#### Problem description
Leave out every picture, then transcribe the rest of the listing exactly.

#### Information supplied
** START **

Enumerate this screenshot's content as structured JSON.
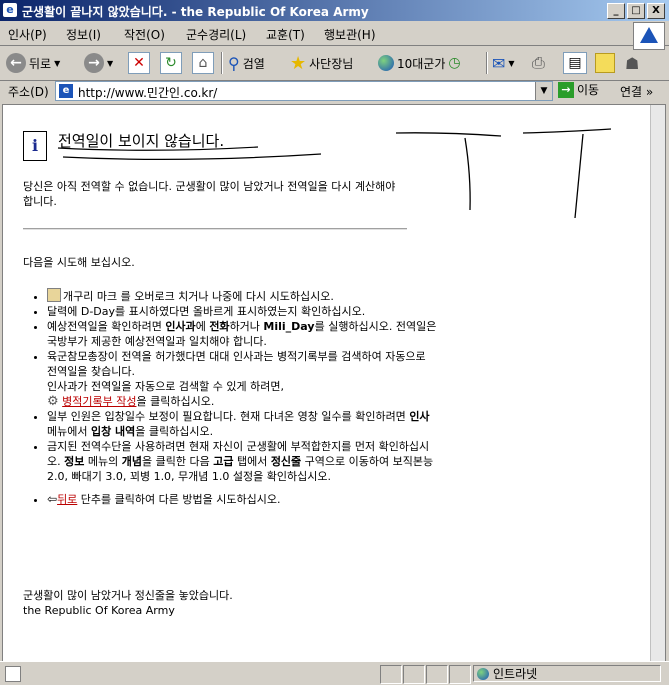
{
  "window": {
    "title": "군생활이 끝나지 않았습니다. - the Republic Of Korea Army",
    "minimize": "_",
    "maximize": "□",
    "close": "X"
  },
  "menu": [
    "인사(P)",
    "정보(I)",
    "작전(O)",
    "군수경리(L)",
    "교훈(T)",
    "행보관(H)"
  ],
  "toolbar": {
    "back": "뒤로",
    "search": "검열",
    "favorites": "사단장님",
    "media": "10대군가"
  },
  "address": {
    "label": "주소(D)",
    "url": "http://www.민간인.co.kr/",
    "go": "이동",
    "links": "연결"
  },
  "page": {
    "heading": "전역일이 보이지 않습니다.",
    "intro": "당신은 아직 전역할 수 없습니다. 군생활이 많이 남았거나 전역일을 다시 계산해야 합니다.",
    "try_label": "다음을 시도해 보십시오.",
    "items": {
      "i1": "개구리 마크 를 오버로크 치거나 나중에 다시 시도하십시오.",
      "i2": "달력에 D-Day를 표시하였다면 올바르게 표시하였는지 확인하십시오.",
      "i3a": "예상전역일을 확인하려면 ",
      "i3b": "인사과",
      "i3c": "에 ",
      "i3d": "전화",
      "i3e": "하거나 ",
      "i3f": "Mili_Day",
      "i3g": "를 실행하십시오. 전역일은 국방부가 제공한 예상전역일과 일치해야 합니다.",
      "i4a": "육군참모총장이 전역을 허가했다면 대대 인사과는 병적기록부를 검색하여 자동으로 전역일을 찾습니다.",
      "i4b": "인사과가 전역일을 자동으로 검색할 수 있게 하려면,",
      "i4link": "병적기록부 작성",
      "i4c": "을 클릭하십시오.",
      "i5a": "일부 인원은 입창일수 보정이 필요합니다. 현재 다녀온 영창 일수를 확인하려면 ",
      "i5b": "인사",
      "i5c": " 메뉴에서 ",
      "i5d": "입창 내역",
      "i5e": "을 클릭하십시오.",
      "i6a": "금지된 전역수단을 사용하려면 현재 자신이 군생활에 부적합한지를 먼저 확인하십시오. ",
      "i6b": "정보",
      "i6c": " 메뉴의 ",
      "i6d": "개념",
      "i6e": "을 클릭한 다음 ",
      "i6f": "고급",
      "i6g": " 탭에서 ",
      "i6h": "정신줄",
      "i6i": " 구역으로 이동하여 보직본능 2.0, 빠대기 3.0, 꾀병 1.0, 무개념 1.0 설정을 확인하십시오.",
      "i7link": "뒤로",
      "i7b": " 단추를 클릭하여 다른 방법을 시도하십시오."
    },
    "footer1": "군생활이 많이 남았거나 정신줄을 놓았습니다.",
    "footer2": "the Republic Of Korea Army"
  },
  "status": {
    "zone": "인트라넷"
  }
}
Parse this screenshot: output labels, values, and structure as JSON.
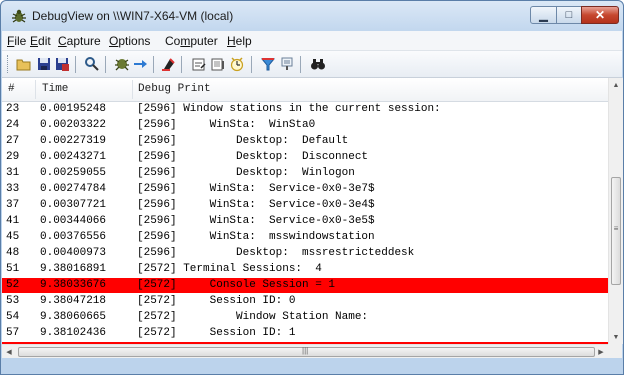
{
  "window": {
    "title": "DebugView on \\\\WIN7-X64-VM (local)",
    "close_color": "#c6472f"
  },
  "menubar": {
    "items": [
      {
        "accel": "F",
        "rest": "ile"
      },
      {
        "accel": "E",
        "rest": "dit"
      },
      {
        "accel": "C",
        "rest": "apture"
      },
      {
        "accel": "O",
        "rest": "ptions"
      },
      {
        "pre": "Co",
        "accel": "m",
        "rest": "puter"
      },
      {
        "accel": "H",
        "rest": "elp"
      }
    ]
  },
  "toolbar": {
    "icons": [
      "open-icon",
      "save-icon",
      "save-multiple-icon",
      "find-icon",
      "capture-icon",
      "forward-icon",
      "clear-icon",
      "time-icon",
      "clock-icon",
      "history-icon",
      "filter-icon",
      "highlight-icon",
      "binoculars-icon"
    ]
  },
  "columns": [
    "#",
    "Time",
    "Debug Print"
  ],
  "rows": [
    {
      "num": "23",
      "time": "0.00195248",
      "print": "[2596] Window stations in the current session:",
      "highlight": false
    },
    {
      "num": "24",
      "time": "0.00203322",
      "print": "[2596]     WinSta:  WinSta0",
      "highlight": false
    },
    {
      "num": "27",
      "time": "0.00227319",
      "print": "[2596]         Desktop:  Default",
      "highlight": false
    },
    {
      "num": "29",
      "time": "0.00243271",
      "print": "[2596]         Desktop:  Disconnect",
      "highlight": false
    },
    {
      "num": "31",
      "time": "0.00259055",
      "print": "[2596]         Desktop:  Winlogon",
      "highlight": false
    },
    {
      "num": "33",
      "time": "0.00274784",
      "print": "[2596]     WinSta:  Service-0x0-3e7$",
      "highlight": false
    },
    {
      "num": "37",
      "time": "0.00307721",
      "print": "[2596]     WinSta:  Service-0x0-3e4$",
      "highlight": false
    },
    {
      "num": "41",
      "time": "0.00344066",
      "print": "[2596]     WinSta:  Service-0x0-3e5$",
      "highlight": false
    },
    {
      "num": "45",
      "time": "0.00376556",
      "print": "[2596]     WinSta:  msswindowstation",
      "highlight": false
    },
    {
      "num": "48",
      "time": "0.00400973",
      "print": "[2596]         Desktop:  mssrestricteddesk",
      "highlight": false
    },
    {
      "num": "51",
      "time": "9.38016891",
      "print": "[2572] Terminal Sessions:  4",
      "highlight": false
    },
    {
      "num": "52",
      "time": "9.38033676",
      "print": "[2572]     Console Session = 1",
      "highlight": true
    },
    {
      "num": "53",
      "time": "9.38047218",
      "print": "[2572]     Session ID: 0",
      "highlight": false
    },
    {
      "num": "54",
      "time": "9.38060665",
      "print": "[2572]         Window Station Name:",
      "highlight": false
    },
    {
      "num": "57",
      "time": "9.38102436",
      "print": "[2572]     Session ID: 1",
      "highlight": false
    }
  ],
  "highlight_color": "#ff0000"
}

** END **

#### Answer in full
Enumerate this screenshot's content as structured JSON.
{
  "window": {
    "title": "군생활이 끝나지 않았습니다. - the Republic Of Korea Army",
    "minimize": "_",
    "maximize": "□",
    "close": "X"
  },
  "menu": [
    "인사(P)",
    "정보(I)",
    "작전(O)",
    "군수경리(L)",
    "교훈(T)",
    "행보관(H)"
  ],
  "toolbar": {
    "back": "뒤로",
    "search": "검열",
    "favorites": "사단장님",
    "media": "10대군가"
  },
  "address": {
    "label": "주소(D)",
    "url": "http://www.민간인.co.kr/",
    "go": "이동",
    "links": "연결"
  },
  "page": {
    "heading": "전역일이 보이지 않습니다.",
    "intro": "당신은 아직 전역할 수 없습니다. 군생활이 많이 남았거나 전역일을 다시 계산해야 합니다.",
    "try_label": "다음을 시도해 보십시오.",
    "items": {
      "i1": "개구리 마크 를 오버로크 치거나 나중에 다시 시도하십시오.",
      "i2": "달력에 D-Day를 표시하였다면 올바르게 표시하였는지 확인하십시오.",
      "i3a": "예상전역일을 확인하려면 ",
      "i3b": "인사과",
      "i3c": "에 ",
      "i3d": "전화",
      "i3e": "하거나 ",
      "i3f": "Mili_Day",
      "i3g": "를 실행하십시오. 전역일은 국방부가 제공한 예상전역일과 일치해야 합니다.",
      "i4a": "육군참모총장이 전역을 허가했다면 대대 인사과는 병적기록부를 검색하여 자동으로 전역일을 찾습니다.",
      "i4b": "인사과가 전역일을 자동으로 검색할 수 있게 하려면,",
      "i4link": "병적기록부 작성",
      "i4c": "을 클릭하십시오.",
      "i5a": "일부 인원은 입창일수 보정이 필요합니다. 현재 다녀온 영창 일수를 확인하려면 ",
      "i5b": "인사",
      "i5c": " 메뉴에서 ",
      "i5d": "입창 내역",
      "i5e": "을 클릭하십시오.",
      "i6a": "금지된 전역수단을 사용하려면 현재 자신이 군생활에 부적합한지를 먼저 확인하십시오. ",
      "i6b": "정보",
      "i6c": " 메뉴의 ",
      "i6d": "개념",
      "i6e": "을 클릭한 다음 ",
      "i6f": "고급",
      "i6g": " 탭에서 ",
      "i6h": "정신줄",
      "i6i": " 구역으로 이동하여 보직본능 2.0, 빠대기 3.0, 꾀병 1.0, 무개념 1.0 설정을 확인하십시오.",
      "i7link": "뒤로",
      "i7b": " 단추를 클릭하여 다른 방법을 시도하십시오."
    },
    "footer1": "군생활이 많이 남았거나 정신줄을 놓았습니다.",
    "footer2": "the Republic Of Korea Army"
  },
  "status": {
    "zone": "인트라넷"
  }
}
Parse this screenshot: output labels, values, and structure as JSON.
{
  "window": {
    "title": "DebugView on \\\\WIN7-X64-VM (local)",
    "close_color": "#c6472f"
  },
  "menubar": {
    "items": [
      {
        "accel": "F",
        "rest": "ile"
      },
      {
        "accel": "E",
        "rest": "dit"
      },
      {
        "accel": "C",
        "rest": "apture"
      },
      {
        "accel": "O",
        "rest": "ptions"
      },
      {
        "pre": "Co",
        "accel": "m",
        "rest": "puter"
      },
      {
        "accel": "H",
        "rest": "elp"
      }
    ]
  },
  "toolbar": {
    "icons": [
      "open-icon",
      "save-icon",
      "save-multiple-icon",
      "find-icon",
      "capture-icon",
      "forward-icon",
      "clear-icon",
      "time-icon",
      "clock-icon",
      "history-icon",
      "filter-icon",
      "highlight-icon",
      "binoculars-icon"
    ]
  },
  "columns": [
    "#",
    "Time",
    "Debug Print"
  ],
  "rows": [
    {
      "num": "23",
      "time": "0.00195248",
      "print": "[2596] Window stations in the current session:",
      "highlight": false
    },
    {
      "num": "24",
      "time": "0.00203322",
      "print": "[2596]     WinSta:  WinSta0",
      "highlight": false
    },
    {
      "num": "27",
      "time": "0.00227319",
      "print": "[2596]         Desktop:  Default",
      "highlight": false
    },
    {
      "num": "29",
      "time": "0.00243271",
      "print": "[2596]         Desktop:  Disconnect",
      "highlight": false
    },
    {
      "num": "31",
      "time": "0.00259055",
      "print": "[2596]         Desktop:  Winlogon",
      "highlight": false
    },
    {
      "num": "33",
      "time": "0.00274784",
      "print": "[2596]     WinSta:  Service-0x0-3e7$",
      "highlight": false
    },
    {
      "num": "37",
      "time": "0.00307721",
      "print": "[2596]     WinSta:  Service-0x0-3e4$",
      "highlight": false
    },
    {
      "num": "41",
      "time": "0.00344066",
      "print": "[2596]     WinSta:  Service-0x0-3e5$",
      "highlight": false
    },
    {
      "num": "45",
      "time": "0.00376556",
      "print": "[2596]     WinSta:  msswindowstation",
      "highlight": false
    },
    {
      "num": "48",
      "time": "0.00400973",
      "print": "[2596]         Desktop:  mssrestricteddesk",
      "highlight": false
    },
    {
      "num": "51",
      "time": "9.38016891",
      "print": "[2572] Terminal Sessions:  4",
      "highlight": false
    },
    {
      "num": "52",
      "time": "9.38033676",
      "print": "[2572]     Console Session = 1",
      "highlight": true
    },
    {
      "num": "53",
      "time": "9.38047218",
      "print": "[2572]     Session ID: 0",
      "highlight": false
    },
    {
      "num": "54",
      "time": "9.38060665",
      "print": "[2572]         Window Station Name:",
      "highlight": false
    },
    {
      "num": "57",
      "time": "9.38102436",
      "print": "[2572]     Session ID: 1",
      "highlight": false
    }
  ],
  "highlight_color": "#ff0000"
}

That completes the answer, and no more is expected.